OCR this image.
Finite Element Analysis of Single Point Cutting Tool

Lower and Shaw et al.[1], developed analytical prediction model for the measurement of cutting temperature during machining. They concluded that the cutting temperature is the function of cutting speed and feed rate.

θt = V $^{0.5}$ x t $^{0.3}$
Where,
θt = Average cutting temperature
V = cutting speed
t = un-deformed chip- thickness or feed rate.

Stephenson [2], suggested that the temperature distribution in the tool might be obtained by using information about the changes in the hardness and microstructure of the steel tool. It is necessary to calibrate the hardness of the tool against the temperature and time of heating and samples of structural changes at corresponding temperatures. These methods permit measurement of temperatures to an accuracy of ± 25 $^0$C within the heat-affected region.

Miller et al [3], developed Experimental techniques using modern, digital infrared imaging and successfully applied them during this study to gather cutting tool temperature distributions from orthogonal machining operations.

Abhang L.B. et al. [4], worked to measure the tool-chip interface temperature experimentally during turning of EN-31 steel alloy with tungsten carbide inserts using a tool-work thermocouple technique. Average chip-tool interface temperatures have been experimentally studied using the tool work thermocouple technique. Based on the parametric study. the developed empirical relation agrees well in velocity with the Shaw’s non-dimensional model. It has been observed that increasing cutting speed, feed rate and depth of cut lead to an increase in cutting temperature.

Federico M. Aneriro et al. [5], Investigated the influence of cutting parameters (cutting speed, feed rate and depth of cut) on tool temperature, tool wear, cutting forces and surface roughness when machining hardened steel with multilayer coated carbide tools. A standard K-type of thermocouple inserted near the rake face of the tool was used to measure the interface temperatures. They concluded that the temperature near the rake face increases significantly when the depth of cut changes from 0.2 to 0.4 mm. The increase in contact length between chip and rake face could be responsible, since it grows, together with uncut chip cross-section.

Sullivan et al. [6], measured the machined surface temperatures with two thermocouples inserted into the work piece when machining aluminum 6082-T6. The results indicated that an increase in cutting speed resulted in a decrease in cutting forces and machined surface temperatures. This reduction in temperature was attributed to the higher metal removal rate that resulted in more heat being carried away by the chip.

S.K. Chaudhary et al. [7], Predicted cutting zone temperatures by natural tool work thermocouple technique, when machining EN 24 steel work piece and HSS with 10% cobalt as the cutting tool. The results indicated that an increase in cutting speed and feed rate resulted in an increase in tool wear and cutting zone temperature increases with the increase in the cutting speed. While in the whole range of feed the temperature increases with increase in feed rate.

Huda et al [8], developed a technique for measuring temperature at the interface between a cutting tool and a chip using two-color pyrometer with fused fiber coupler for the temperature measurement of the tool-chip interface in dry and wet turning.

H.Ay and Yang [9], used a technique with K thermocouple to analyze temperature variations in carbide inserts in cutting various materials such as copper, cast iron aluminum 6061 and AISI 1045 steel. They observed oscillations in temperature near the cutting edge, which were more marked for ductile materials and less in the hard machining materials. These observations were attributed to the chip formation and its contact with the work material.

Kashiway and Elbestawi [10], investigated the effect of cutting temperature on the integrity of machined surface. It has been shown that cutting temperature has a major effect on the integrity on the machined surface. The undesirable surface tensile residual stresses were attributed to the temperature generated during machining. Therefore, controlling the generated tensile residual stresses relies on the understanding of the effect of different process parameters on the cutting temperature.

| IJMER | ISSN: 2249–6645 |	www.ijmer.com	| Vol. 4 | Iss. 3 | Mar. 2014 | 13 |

= = = = = = =

_YOUR INSTRUCTIONS_. Look for the word "Average" in every line of the listing and copy the lines that have it.

_EXERCISE ANSWER_.
θt = Average cutting temperature
Abhang L.B. et al. [4], worked to measure the tool-chip interface temperature experimentally during turning of EN-31 steel alloy with tungsten carbide inserts using a tool-work thermocouple technique. Average chip-tool interface temperatures have been experimentally studied using the tool work thermocouple technique. Based on the parametric study. the developed empirical relation agrees well in velocity with the Shaw’s non-dimensional model. It has been observed that increasing cutting speed, feed rate and depth of cut lead to an increase in cutting temperature.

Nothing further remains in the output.